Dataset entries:
— begin —

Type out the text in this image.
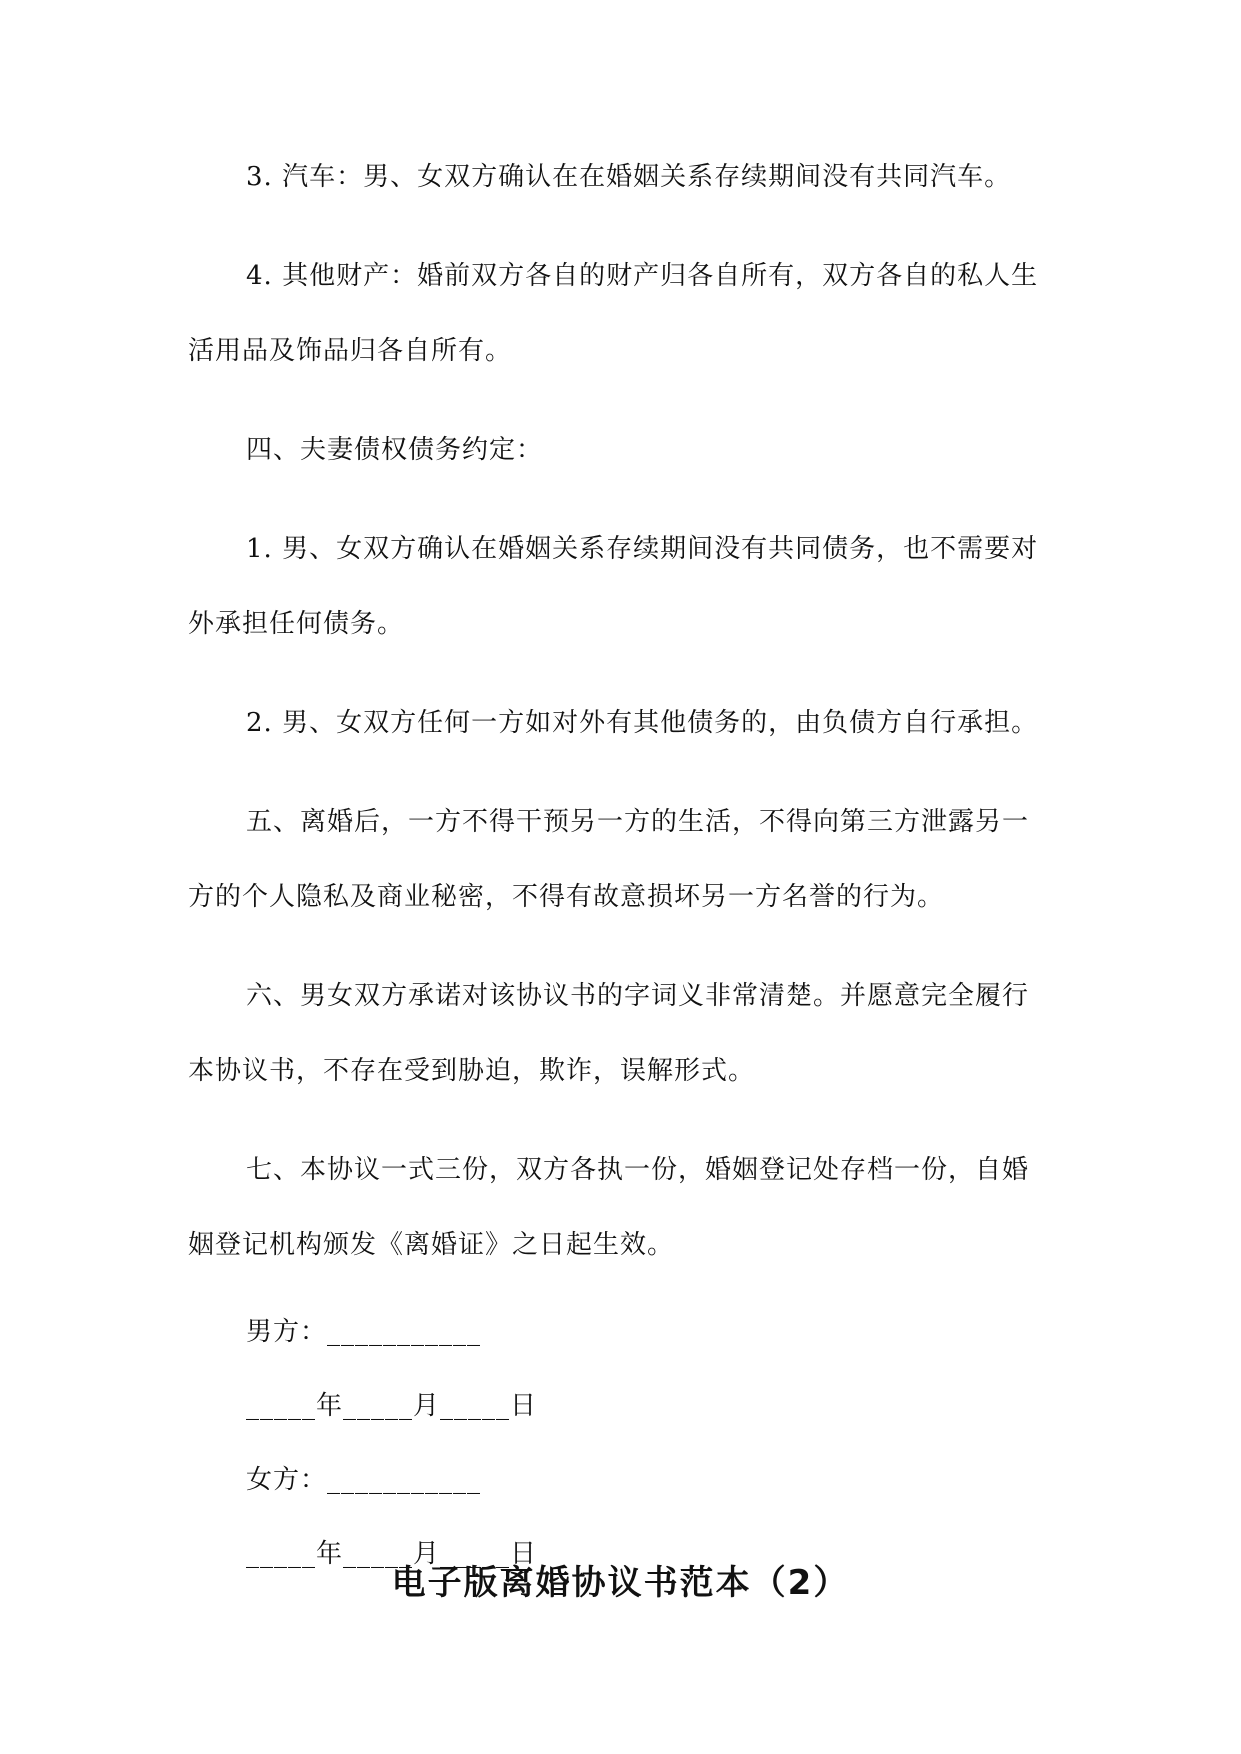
3. 汽车：男、女双方确认在在婚姻关系存续期间没有共同汽车。

4. 其他财产：婚前双方各自的财产归各自所有，双方各自的私人生活用品及饰品归各自所有。

四、夫妻债权债务约定：

1. 男、女双方确认在婚姻关系存续期间没有共同债务，也不需要对外承担任何债务。

2. 男、女双方任何一方如对外有其他债务的，由负债方自行承担。

五、离婚后，一方不得干预另一方的生活，不得向第三方泄露另一方的个人隐私及商业秘密，不得有故意损坏另一方名誉的行为。

六、男女双方承诺对该协议书的字词义非常清楚。并愿意完全履行本协议书，不存在受到胁迫，欺诈，误解形式。

七、本协议一式三份，双方各执一份，婚姻登记处存档一份，自婚姻登记机构颁发《离婚证》之日起生效。

男方：___________

_____年_____月_____日

女方：___________

_____年_____月_____日

电子版离婚协议书范本（2）
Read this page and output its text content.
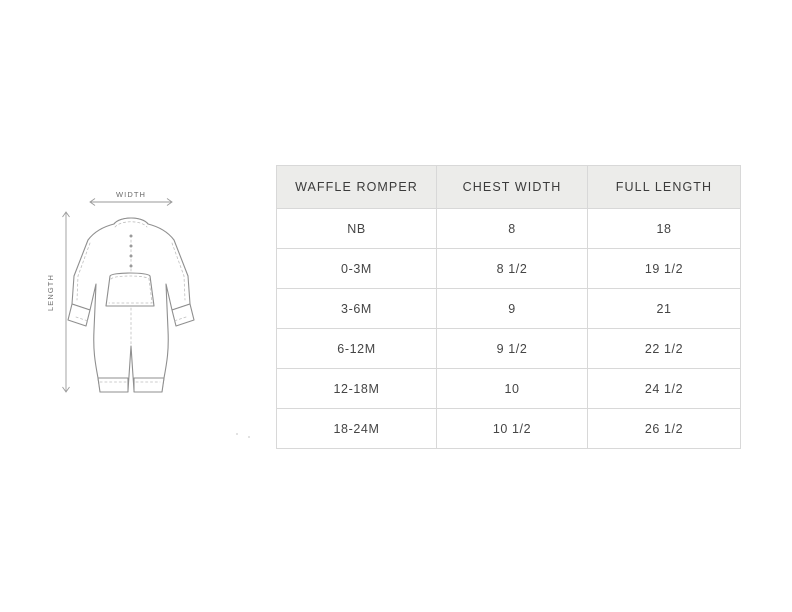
WIDTH
LENGTH
WAFFLE ROMPER	CHEST WIDTH	FULL LENGTH
NB	8	18
0-3M	8 1/2	19 1/2
3-6M	9	21
6-12M	9 1/2	22 1/2
12-18M	10	24 1/2
18-24M	10 1/2	26 1/2
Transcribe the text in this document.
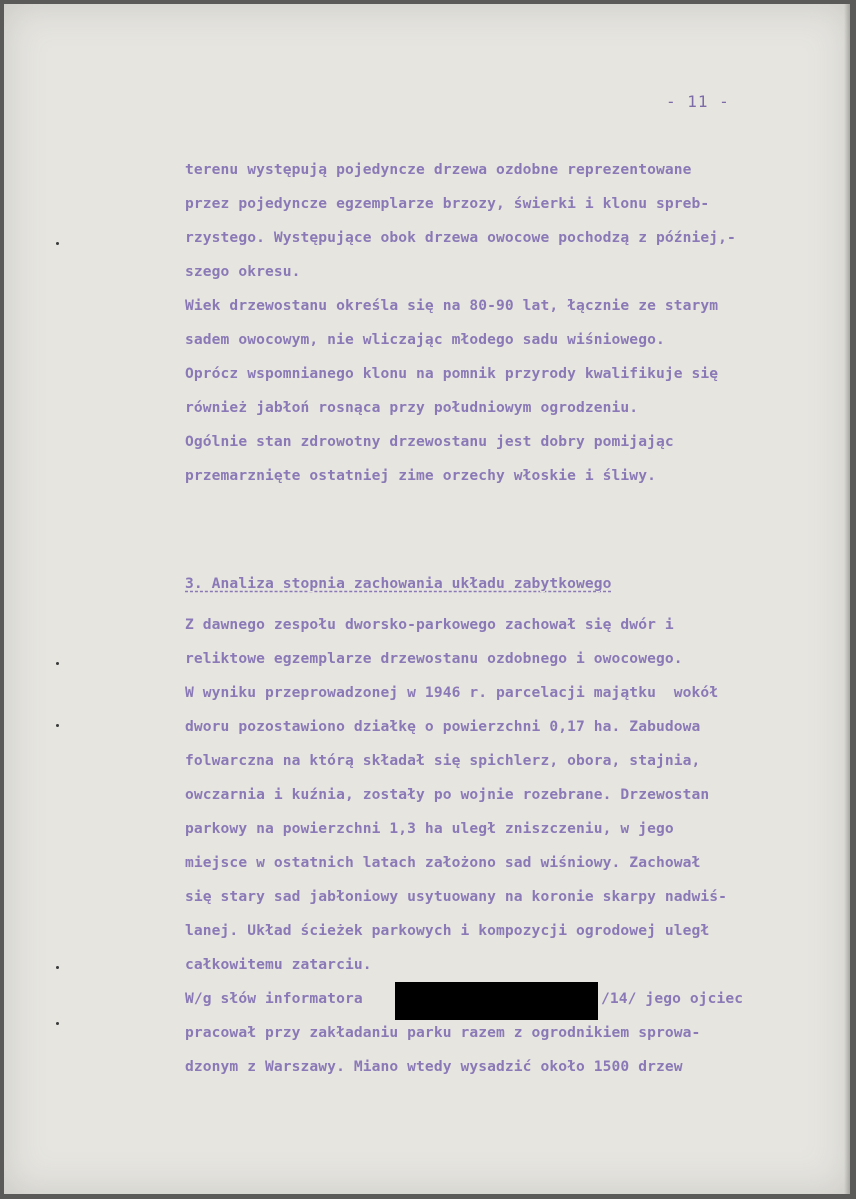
- 11 -
terenu występują pojedyncze drzewa ozdobne reprezentowane
przez pojedyncze egzemplarze brzozy, świerki i klonu spreb-
rzystego. Występujące obok drzewa owocowe pochodzą z później,-
szego okresu.
Wiek drzewostanu określa się na 80-90 lat, łącznie ze starym
sadem owocowym, nie wliczając młodego sadu wiśniowego.
Oprócz wspomnianego klonu na pomnik przyrody kwalifikuje się
również jabłoń rosnąca przy południowym ogrodzeniu.
Ogólnie stan zdrowotny drzewostanu jest dobry pomijając
przemarznięte ostatniej zime orzechy włoskie i śliwy.
3. Analiza stopnia zachowania układu zabytkowego
Z dawnego zespołu dworsko-parkowego zachował się dwór i
reliktowe egzemplarze drzewostanu ozdobnego i owocowego.
W wyniku przeprowadzonej w 1946 r. parcelacji majątku  wokół
dworu pozostawiono działkę o powierzchni 0,17 ha. Zabudowa
folwarczna na którą składał się spichlerz, obora, stajnia,
owczarnia i kuźnia, zostały po wojnie rozebrane. Drzewostan
parkowy na powierzchni 1,3 ha uległ zniszczeniu, w jego
miejsce w ostatnich latach założono sad wiśniowy. Zachował
się stary sad jabłoniowy usytuowany na koronie skarpy nadwiś-
lanej. Układ ścieżek parkowych i kompozycji ogrodowej uległ
całkowitemu zatarciu.
W/g słów informatora	/14/ jego ojciec
pracował przy zakładaniu parku razem z ogrodnikiem sprowa-
dzonym z Warszawy. Miano wtedy wysadzić około 1500 drzew
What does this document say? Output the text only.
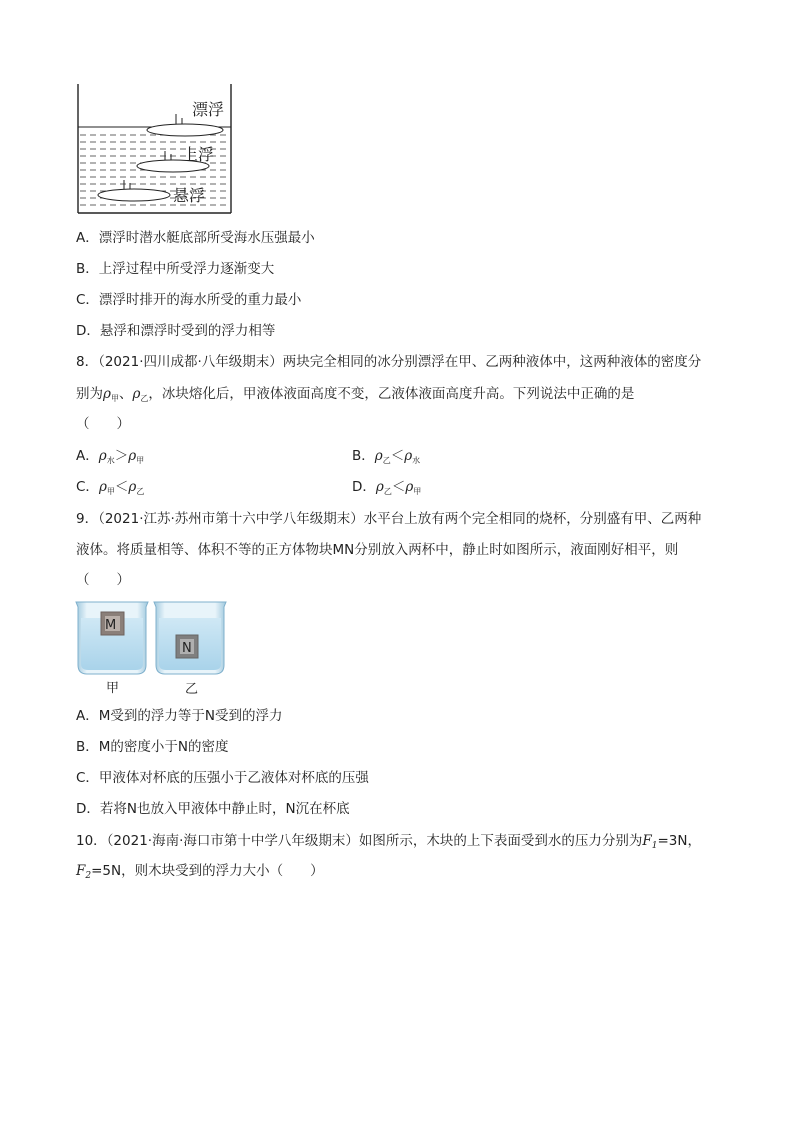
漂浮
上浮
悬浮
A．漂浮时潜水艇底部所受海水压强最小
B．上浮过程中所受浮力逐渐变大
C．漂浮时排开的海水所受的重力最小
D．悬浮和漂浮时受到的浮力相等
8．（2021·四川成都·八年级期末）两块完全相同的冰分别漂浮在甲、乙两种液体中，这两种液体的密度分
别为$\rho_甲$、$\rho_乙$，冰块熔化后，甲液体液面高度不变，乙液体液面高度升高。下列说法中正确的是
（　　）
A．$\rho_水>\rho_甲$	B．$\rho_乙<\rho_水$
C．$\rho_甲<\rho_乙$	D．$\rho_乙<\rho_甲$
9．（2021·江苏·苏州市第十六中学八年级期末）水平台上放有两个完全相同的烧杯，分别盛有甲、乙两种
液体。将质量相等、体积不等的正方体物块MN分别放入两杯中，静止时如图所示，液面刚好相平，则
（　　）
M
N
甲	乙
A．M受到的浮力等于N受到的浮力
B．M的密度小于N的密度
C．甲液体对杯底的压强小于乙液体对杯底的压强
D．若将N也放入甲液体中静止时，N沉在杯底
10．（2021·海南·海口市第十中学八年级期末）如图所示，木块的上下表面受到水的压力分别为$F_1=3N$，
$F_2=5N$，则木块受到的浮力大小（　　）
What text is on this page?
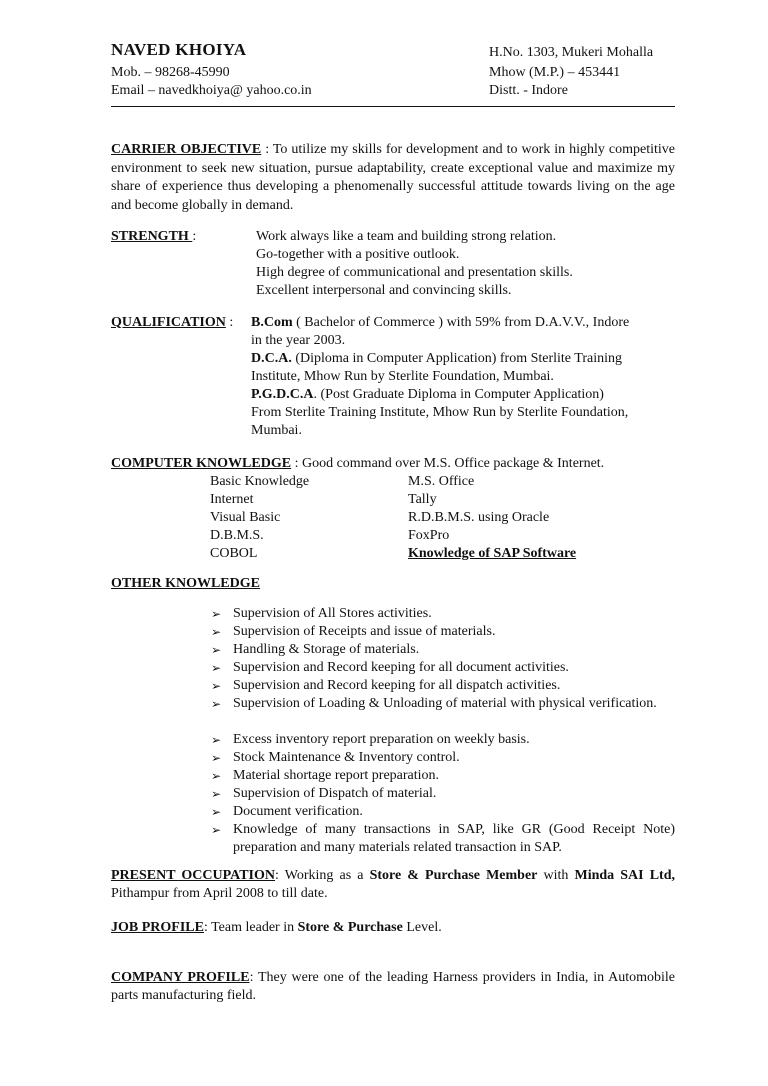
NAVED KHOIYA
Mob. – 98268-45990
Email – navedkhoiya@ yahoo.co.in
H.No. 1303, Mukeri Mohalla
Mhow (M.P.) – 453441
Distt. - Indore
CARRIER OBJECTIVE : To utilize my skills for development and to work in highly competitive environment to seek new situation, pursue adaptability, create exceptional value and maximize my share of experience thus developing a phenomenally successful attitude towards living on the age and become globally in demand.
STRENGTH :	Work always like a team and building strong relation.
Go-together with a positive outlook.
High degree of communicational and presentation skills.
Excellent interpersonal and convincing skills.
QUALIFICATION : B.Com ( Bachelor of Commerce ) with 59% from D.A.V.V., Indore
in the year 2003.
D.C.A. (Diploma in Computer Application) from Sterlite Training
Institute, Mhow Run by Sterlite Foundation, Mumbai.
P.G.D.C.A. (Post Graduate Diploma in Computer Application)
From Sterlite Training Institute, Mhow Run by Sterlite Foundation,
Mumbai.
COMPUTER KNOWLEDGE : Good command over M.S. Office package & Internet.
Basic Knowledge
Internet
Visual Basic
D.B.M.S.
COBOL
M.S. Office
Tally
R.D.B.M.S. using Oracle
FoxPro
Knowledge of SAP Software
OTHER KNOWLEDGE
➢ Supervision of All Stores activities.
➢ Supervision of Receipts and issue of materials.
➢ Handling & Storage of materials.
➢ Supervision and Record keeping for all document activities.
➢ Supervision and Record keeping for all dispatch activities.
➢ Supervision of Loading & Unloading of material with physical verification.
➢ Excess inventory report preparation on weekly basis.
➢ Stock Maintenance & Inventory control.
➢ Material shortage report preparation.
➢ Supervision of Dispatch of material.
➢ Document verification.
➢ Knowledge of many transactions in SAP, like GR (Good Receipt Note) preparation and many materials related transaction in SAP.
PRESENT OCCUPATION: Working as a Store & Purchase Member with Minda SAI Ltd, Pithampur from April 2008 to till date.
JOB PROFILE: Team leader in Store & Purchase Level.
COMPANY PROFILE: They were one of the leading Harness providers in India, in Automobile parts manufacturing field.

— end —

Stated exercise => Which lines include the word "Good"? Copy every one of them.

Written response =>
COMPUTER KNOWLEDGE : Good command over M.S. Office package & Internet.
➢ Knowledge of many transactions in SAP, like GR (Good Receipt Note) preparation and many materials related transaction in SAP.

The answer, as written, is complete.